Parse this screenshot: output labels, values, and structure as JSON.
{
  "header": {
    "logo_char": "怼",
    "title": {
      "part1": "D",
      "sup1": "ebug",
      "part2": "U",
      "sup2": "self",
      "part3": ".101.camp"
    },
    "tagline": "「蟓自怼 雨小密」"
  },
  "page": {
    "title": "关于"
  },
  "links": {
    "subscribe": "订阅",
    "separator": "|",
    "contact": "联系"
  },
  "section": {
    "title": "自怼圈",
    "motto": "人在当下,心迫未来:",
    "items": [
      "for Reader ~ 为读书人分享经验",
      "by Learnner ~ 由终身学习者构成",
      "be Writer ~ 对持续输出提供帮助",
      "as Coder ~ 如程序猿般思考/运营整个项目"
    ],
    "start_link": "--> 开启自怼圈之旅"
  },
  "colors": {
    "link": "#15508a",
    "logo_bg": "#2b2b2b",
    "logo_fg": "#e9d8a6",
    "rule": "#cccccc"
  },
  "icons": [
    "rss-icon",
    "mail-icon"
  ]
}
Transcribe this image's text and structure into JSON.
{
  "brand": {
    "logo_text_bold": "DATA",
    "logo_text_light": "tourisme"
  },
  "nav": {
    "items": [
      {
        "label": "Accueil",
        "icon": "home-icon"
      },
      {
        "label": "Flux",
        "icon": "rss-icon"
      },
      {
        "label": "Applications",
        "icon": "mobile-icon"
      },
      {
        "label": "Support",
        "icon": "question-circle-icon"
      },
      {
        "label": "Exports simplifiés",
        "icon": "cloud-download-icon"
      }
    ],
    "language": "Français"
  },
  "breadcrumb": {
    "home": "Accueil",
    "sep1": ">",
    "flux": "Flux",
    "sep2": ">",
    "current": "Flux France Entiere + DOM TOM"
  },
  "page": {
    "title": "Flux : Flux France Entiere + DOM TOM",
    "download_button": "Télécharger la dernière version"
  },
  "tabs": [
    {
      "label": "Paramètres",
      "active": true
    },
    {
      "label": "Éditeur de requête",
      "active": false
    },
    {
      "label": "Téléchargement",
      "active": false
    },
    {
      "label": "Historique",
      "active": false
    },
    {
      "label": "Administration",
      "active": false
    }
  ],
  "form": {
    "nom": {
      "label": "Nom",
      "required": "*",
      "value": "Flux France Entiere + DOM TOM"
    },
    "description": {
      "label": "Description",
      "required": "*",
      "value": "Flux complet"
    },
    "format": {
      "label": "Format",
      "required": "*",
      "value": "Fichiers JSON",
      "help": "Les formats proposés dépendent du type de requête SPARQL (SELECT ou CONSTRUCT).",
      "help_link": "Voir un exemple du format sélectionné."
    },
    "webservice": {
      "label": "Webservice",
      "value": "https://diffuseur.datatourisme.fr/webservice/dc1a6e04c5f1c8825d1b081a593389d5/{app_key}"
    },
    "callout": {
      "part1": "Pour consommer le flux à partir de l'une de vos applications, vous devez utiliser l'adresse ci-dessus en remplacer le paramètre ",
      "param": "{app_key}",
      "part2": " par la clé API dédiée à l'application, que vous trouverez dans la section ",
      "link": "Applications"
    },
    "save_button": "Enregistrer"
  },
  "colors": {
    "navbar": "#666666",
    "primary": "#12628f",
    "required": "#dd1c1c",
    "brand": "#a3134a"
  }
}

WRITTEN PROBLEM: Go through the data and return every record exactly.

FINAL RESULT:
Parse this screenshot: output labels, values, and structure as JSON.
{
  "header": {
    "logo_char": "怼",
    "title": {
      "part1": "D",
      "sup1": "ebug",
      "part2": "U",
      "sup2": "self",
      "part3": ".101.camp"
    },
    "tagline": "「蟓自怼 雨小密」"
  },
  "page": {
    "title": "关于"
  },
  "links": {
    "subscribe": "订阅",
    "separator": "|",
    "contact": "联系"
  },
  "section": {
    "title": "自怼圈",
    "motto": "人在当下,心迫未来:",
    "items": [
      "for Reader ~ 为读书人分享经验",
      "by Learnner ~ 由终身学习者构成",
      "be Writer ~ 对持续输出提供帮助",
      "as Coder ~ 如程序猿般思考/运营整个项目"
    ],
    "start_link": "--> 开启自怼圈之旅"
  },
  "colors": {
    "link": "#15508a",
    "logo_bg": "#2b2b2b",
    "logo_fg": "#e9d8a6",
    "rule": "#cccccc"
  },
  "icons": [
    "rss-icon",
    "mail-icon"
  ]
}
Transcribe this image's text and structure into JSON.
{
  "brand": {
    "logo_text_bold": "DATA",
    "logo_text_light": "tourisme"
  },
  "nav": {
    "items": [
      {
        "label": "Accueil",
        "icon": "home-icon"
      },
      {
        "label": "Flux",
        "icon": "rss-icon"
      },
      {
        "label": "Applications",
        "icon": "mobile-icon"
      },
      {
        "label": "Support",
        "icon": "question-circle-icon"
      },
      {
        "label": "Exports simplifiés",
        "icon": "cloud-download-icon"
      }
    ],
    "language": "Français"
  },
  "breadcrumb": {
    "home": "Accueil",
    "sep1": ">",
    "flux": "Flux",
    "sep2": ">",
    "current": "Flux France Entiere + DOM TOM"
  },
  "page": {
    "title": "Flux : Flux France Entiere + DOM TOM",
    "download_button": "Télécharger la dernière version"
  },
  "tabs": [
    {
      "label": "Paramètres",
      "active": true
    },
    {
      "label": "Éditeur de requête",
      "active": false
    },
    {
      "label": "Téléchargement",
      "active": false
    },
    {
      "label": "Historique",
      "active": false
    },
    {
      "label": "Administration",
      "active": false
    }
  ],
  "form": {
    "nom": {
      "label": "Nom",
      "required": "*",
      "value": "Flux France Entiere + DOM TOM"
    },
    "description": {
      "label": "Description",
      "required": "*",
      "value": "Flux complet"
    },
    "format": {
      "label": "Format",
      "required": "*",
      "value": "Fichiers JSON",
      "help": "Les formats proposés dépendent du type de requête SPARQL (SELECT ou CONSTRUCT).",
      "help_link": "Voir un exemple du format sélectionné."
    },
    "webservice": {
      "label": "Webservice",
      "value": "https://diffuseur.datatourisme.fr/webservice/dc1a6e04c5f1c8825d1b081a593389d5/{app_key}"
    },
    "callout": {
      "part1": "Pour consommer le flux à partir de l'une de vos applications, vous devez utiliser l'adresse ci-dessus en remplacer le paramètre ",
      "param": "{app_key}",
      "part2": " par la clé API dédiée à l'application, que vous trouverez dans la section ",
      "link": "Applications"
    },
    "save_button": "Enregistrer"
  },
  "colors": {
    "navbar": "#666666",
    "primary": "#12628f",
    "required": "#dd1c1c",
    "brand": "#a3134a"
  }
}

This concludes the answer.